Aim: Say how many lines contain the string "screenshot". Give no other output.

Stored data

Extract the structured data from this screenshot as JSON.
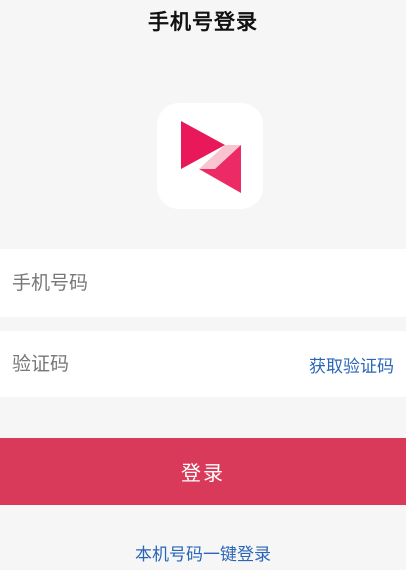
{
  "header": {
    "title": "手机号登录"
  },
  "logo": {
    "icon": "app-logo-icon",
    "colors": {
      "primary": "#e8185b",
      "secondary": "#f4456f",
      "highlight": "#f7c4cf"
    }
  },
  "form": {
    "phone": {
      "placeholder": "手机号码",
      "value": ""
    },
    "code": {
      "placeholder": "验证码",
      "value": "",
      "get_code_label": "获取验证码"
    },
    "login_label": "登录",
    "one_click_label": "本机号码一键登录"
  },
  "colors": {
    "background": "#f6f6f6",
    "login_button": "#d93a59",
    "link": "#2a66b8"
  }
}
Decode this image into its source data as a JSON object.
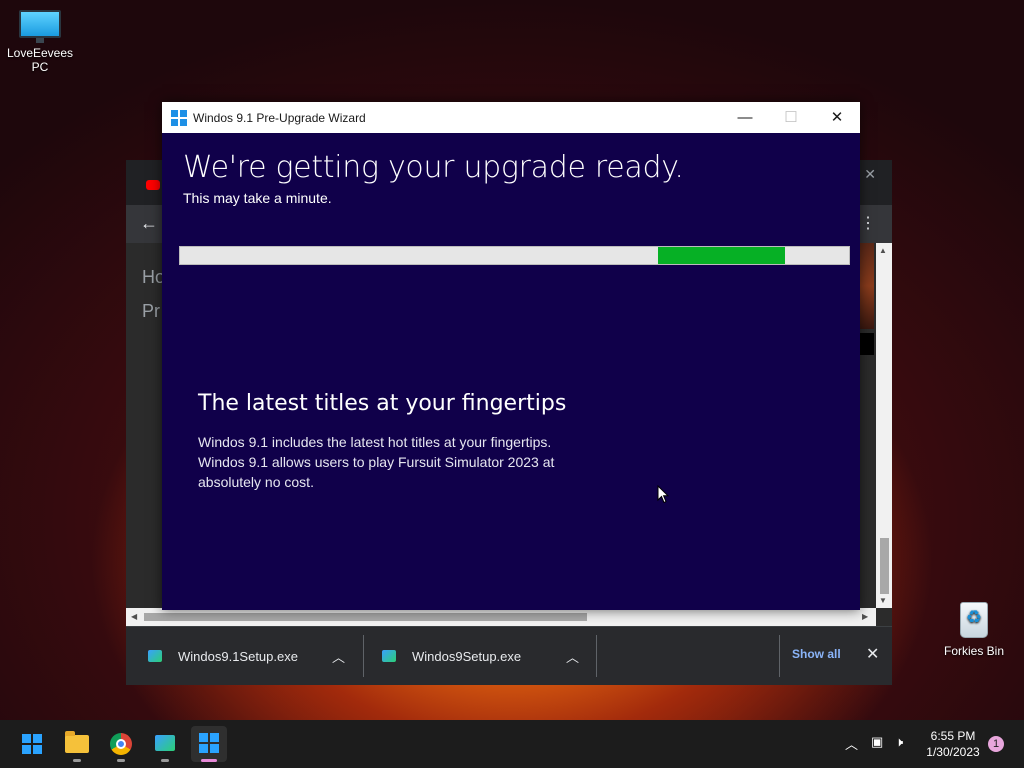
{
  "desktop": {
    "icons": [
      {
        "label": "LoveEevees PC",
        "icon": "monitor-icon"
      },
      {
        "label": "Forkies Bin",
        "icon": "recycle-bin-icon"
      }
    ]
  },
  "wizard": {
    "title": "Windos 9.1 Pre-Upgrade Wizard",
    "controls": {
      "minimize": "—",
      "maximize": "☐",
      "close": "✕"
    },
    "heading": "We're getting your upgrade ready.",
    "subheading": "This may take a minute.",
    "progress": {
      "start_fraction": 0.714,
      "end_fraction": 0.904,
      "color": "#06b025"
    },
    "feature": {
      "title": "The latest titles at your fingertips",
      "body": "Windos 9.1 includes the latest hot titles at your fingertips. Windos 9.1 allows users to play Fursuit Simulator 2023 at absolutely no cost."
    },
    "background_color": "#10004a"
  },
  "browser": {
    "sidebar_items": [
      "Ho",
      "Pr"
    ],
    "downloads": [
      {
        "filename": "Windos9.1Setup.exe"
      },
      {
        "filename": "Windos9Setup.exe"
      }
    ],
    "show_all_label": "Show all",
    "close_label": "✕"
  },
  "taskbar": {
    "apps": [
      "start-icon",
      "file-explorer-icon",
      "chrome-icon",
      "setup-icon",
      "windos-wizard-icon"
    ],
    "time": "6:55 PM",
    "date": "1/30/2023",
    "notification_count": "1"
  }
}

--

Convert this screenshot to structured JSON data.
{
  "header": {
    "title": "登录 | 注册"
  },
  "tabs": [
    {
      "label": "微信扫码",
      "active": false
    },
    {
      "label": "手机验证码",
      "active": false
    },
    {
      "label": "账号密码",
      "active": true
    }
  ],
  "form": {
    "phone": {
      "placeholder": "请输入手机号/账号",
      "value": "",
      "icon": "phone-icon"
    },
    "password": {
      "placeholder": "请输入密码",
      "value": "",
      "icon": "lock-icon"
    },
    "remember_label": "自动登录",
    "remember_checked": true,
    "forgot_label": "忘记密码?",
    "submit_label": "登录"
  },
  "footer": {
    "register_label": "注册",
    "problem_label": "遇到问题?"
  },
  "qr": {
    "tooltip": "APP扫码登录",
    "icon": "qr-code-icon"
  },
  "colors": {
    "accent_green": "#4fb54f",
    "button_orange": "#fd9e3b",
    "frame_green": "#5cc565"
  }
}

Response: 2